Recorded data
= = = = = = =

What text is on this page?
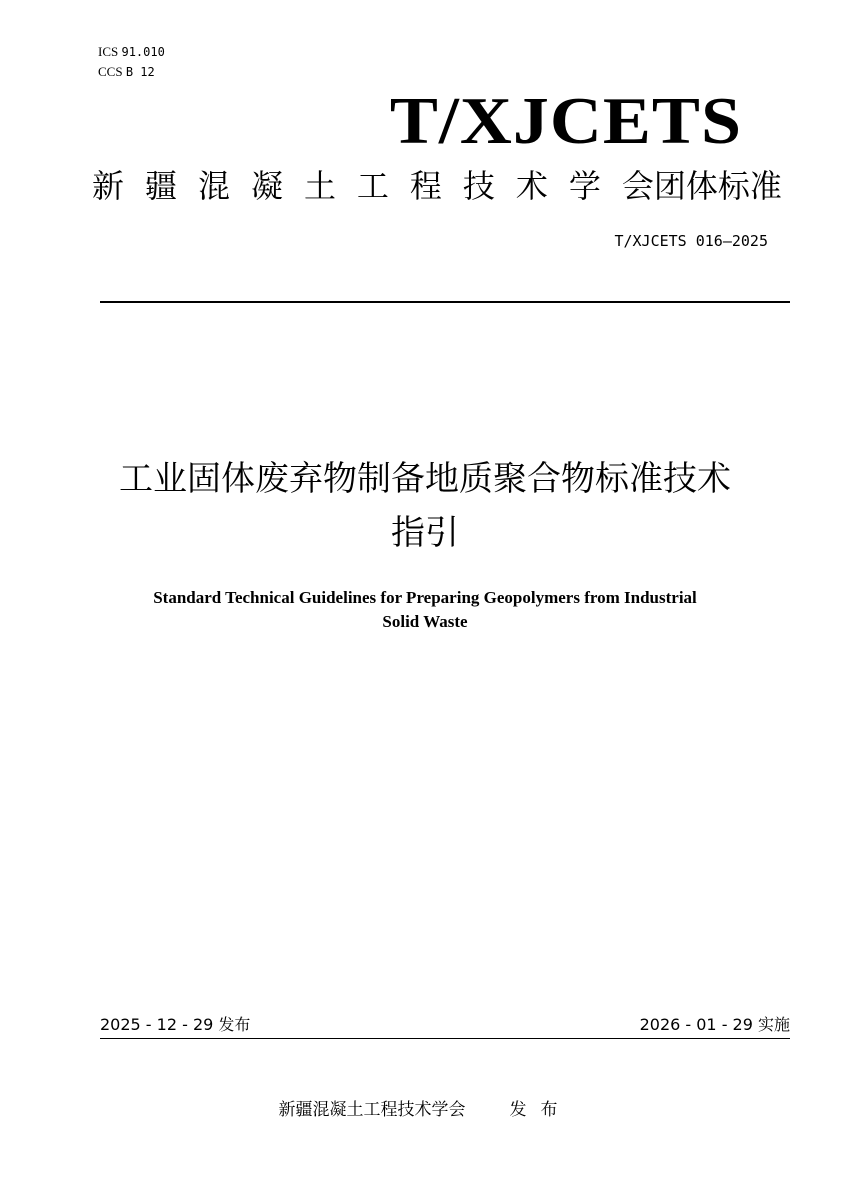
ICS 91.010
CCS B 12
T/XJCETS
新 疆 混 凝 土 工 程 技 术 学 会团体标准
T/XJCETS 016—2025
工业固体废弃物制备地质聚合物标准技术
指引
Standard Technical Guidelines for Preparing Geopolymers from Industrial
Solid Waste
2025 - 12 - 29 发布	2026 - 01 - 29 实施
新疆混凝土工程技术学会	发布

= = = = = = =

-- Given problem --
Copy out all the data exactly; skip the pictures.

-- Completed task --
What text is on this page?
ICS 91.010
CCS B 12
T/XJCETS
新 疆 混 凝 土 工 程 技 术 学 会团体标准
T/XJCETS 016—2025
工业固体废弃物制备地质聚合物标准技术
指引
Standard Technical Guidelines for Preparing Geopolymers from Industrial
Solid Waste
2025 - 12 - 29 发布	2026 - 01 - 29 实施
新疆混凝土工程技术学会	发布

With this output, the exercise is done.